(Collected data entries)
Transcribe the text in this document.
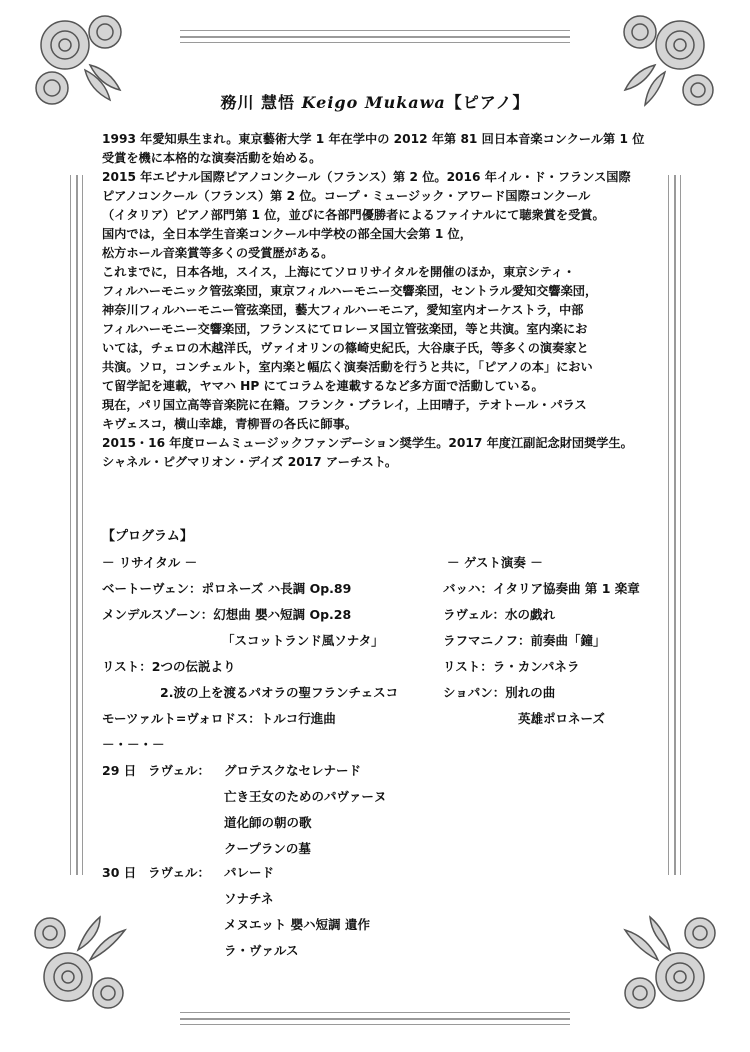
務川 慧悟 Keigo Mukawa【ピアノ】

1993 年愛知県生まれ。東京藝術大学 1 年在学中の 2012 年第 81 回日本音楽コンクール第 1 位

受賞を機に本格的な演奏活動を始める。

2015 年エピナル国際ピアノコンクール（フランス）第 2 位。2016 年イル・ド・フランス国際

ピアノコンクール（フランス）第 2 位。コープ・ミュージック・アワード国際コンクール

（イタリア）ピアノ部門第 1 位，並びに各部門優勝者によるファイナルにて聴衆賞を受賞。

国内では，全日本学生音楽コンクール中学校の部全国大会第 1 位，

松方ホール音楽賞等多くの受賞歴がある。

これまでに，日本各地，スイス，上海にてソロリサイタルを開催のほか，東京シティ・

フィルハーモニック管弦楽団，東京フィルハーモニー交響楽団，セントラル愛知交響楽団，

神奈川フィルハーモニー管弦楽団，藝大フィルハーモニア，愛知室内オーケストラ，中部

フィルハーモニー交響楽団，フランスにてロレーヌ国立管弦楽団，等と共演。室内楽にお

いては，チェロの木越洋氏，ヴァイオリンの篠崎史紀氏，大谷康子氏，等多くの演奏家と

共演。ソロ，コンチェルト，室内楽と幅広く演奏活動を行うと共に，「ピアノの本」におい

て留学記を連載，ヤマハ HP にてコラムを連載するなど多方面で活動している。

現在，パリ国立高等音楽院に在籍。フランク・ブラレイ，上田晴子，テオトール・パラス

キヴェスコ，横山幸雄，青柳晋の各氏に師事。

2015・16 年度ロームミュージックファンデーション奨学生。2017 年度江副記念財団奨学生。

シャネル・ピグマリオン・デイズ 2017 アーチスト。

【プログラム】
－ リサイタル －
ベートーヴェン：ポロネーズ ハ長調 Op.89
メンデルスゾーン：幻想曲 嬰ハ短調 Op.28
「スコットランド風ソナタ」
リスト：2つの伝説より
2.波の上を渡るパオラの聖フランチェスコ
モーツァルト=ヴォロドス：トルコ行進曲
－・－・－
－ ゲスト演奏 －
バッハ：イタリア協奏曲 第 1 楽章
ラヴェル：水の戯れ
ラフマニノフ：前奏曲「鐘」
リスト：ラ・カンパネラ
ショパン：別れの曲
英雄ポロネーズ
29 日 ラヴェル： グロテスクなセレナード
亡き王女のためのパヴァーヌ
道化師の朝の歌
クープランの墓
30 日 ラヴェル： パレード
ソナチネ
メヌエット 嬰ハ短調 遺作
ラ・ヴァルス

**REQUEST:** Without including any picture, retype the entries exactly.

**TASK OUTPUT:**
Transcribe the text in this document.
務川 慧悟 Keigo Mukawa【ピアノ】

1993 年愛知県生まれ。東京藝術大学 1 年在学中の 2012 年第 81 回日本音楽コンクール第 1 位

受賞を機に本格的な演奏活動を始める。

2015 年エピナル国際ピアノコンクール（フランス）第 2 位。2016 年イル・ド・フランス国際

ピアノコンクール（フランス）第 2 位。コープ・ミュージック・アワード国際コンクール

（イタリア）ピアノ部門第 1 位，並びに各部門優勝者によるファイナルにて聴衆賞を受賞。

国内では，全日本学生音楽コンクール中学校の部全国大会第 1 位，

松方ホール音楽賞等多くの受賞歴がある。

これまでに，日本各地，スイス，上海にてソロリサイタルを開催のほか，東京シティ・

フィルハーモニック管弦楽団，東京フィルハーモニー交響楽団，セントラル愛知交響楽団，

神奈川フィルハーモニー管弦楽団，藝大フィルハーモニア，愛知室内オーケストラ，中部

フィルハーモニー交響楽団，フランスにてロレーヌ国立管弦楽団，等と共演。室内楽にお

いては，チェロの木越洋氏，ヴァイオリンの篠崎史紀氏，大谷康子氏，等多くの演奏家と

共演。ソロ，コンチェルト，室内楽と幅広く演奏活動を行うと共に，「ピアノの本」におい

て留学記を連載，ヤマハ HP にてコラムを連載するなど多方面で活動している。

現在，パリ国立高等音楽院に在籍。フランク・ブラレイ，上田晴子，テオトール・パラス

キヴェスコ，横山幸雄，青柳晋の各氏に師事。

2015・16 年度ロームミュージックファンデーション奨学生。2017 年度江副記念財団奨学生。

シャネル・ピグマリオン・デイズ 2017 アーチスト。

【プログラム】
－ リサイタル －
ベートーヴェン：ポロネーズ ハ長調 Op.89
メンデルスゾーン：幻想曲 嬰ハ短調 Op.28
「スコットランド風ソナタ」
リスト：2つの伝説より
2.波の上を渡るパオラの聖フランチェスコ
モーツァルト=ヴォロドス：トルコ行進曲
－・－・－
－ ゲスト演奏 －
バッハ：イタリア協奏曲 第 1 楽章
ラヴェル：水の戯れ
ラフマニノフ：前奏曲「鐘」
リスト：ラ・カンパネラ
ショパン：別れの曲
英雄ポロネーズ
29 日 ラヴェル： グロテスクなセレナード
亡き王女のためのパヴァーヌ
道化師の朝の歌
クープランの墓
30 日 ラヴェル： パレード
ソナチネ
メヌエット 嬰ハ短調 遺作
ラ・ヴァルス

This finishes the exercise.